● **RECORDS FOR THIS TASK**
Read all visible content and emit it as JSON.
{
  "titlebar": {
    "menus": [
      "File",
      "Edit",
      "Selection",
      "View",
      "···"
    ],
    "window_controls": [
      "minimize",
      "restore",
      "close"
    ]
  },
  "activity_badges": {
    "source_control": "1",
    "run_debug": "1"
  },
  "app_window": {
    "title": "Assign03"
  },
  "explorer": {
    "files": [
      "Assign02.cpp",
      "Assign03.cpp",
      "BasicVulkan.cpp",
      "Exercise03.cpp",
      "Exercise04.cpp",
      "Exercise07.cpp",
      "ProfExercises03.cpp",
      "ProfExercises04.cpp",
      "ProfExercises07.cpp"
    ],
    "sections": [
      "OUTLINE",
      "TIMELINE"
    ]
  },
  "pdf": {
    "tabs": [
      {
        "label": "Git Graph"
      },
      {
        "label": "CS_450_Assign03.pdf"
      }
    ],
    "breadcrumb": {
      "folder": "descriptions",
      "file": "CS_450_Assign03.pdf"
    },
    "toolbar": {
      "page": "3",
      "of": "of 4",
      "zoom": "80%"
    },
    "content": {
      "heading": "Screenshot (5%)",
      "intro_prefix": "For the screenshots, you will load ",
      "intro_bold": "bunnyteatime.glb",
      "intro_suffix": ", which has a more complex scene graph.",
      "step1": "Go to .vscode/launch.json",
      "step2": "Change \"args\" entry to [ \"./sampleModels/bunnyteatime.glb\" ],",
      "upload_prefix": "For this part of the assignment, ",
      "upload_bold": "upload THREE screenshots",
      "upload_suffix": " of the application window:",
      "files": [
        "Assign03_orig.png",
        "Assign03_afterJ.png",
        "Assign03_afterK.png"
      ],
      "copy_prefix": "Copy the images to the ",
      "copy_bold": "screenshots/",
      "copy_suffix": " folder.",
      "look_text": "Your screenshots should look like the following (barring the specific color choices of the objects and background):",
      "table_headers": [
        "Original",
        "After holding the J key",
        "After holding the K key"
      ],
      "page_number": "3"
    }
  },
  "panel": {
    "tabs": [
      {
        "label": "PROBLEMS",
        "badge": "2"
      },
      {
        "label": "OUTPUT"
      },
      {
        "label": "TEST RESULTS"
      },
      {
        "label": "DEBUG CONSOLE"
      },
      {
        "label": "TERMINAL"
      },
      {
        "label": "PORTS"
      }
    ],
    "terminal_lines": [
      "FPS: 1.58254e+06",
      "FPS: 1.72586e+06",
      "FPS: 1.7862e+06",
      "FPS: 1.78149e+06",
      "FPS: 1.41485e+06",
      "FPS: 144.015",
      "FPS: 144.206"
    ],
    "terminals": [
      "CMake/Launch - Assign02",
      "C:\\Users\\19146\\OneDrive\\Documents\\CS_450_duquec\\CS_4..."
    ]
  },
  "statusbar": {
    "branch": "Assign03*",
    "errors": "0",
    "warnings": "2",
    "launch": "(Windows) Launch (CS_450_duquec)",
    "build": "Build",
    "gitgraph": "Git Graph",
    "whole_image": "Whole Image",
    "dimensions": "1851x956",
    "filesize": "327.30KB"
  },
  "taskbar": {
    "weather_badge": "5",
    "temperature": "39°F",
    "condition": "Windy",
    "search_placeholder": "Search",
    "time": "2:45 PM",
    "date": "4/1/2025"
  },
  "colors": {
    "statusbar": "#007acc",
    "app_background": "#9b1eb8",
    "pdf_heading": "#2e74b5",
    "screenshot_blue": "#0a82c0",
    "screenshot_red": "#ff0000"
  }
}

● **WHAT YOU HAVE TO DO**
From the data above, show each line that contains "bunnyteatime".

● **OUTPUT OF THE EXERCISE**
      "intro_bold": "bunnyteatime.glb",
      "step2": "Change \"args\" entry to [ \"./sampleModels/bunnyteatime.glb\" ],",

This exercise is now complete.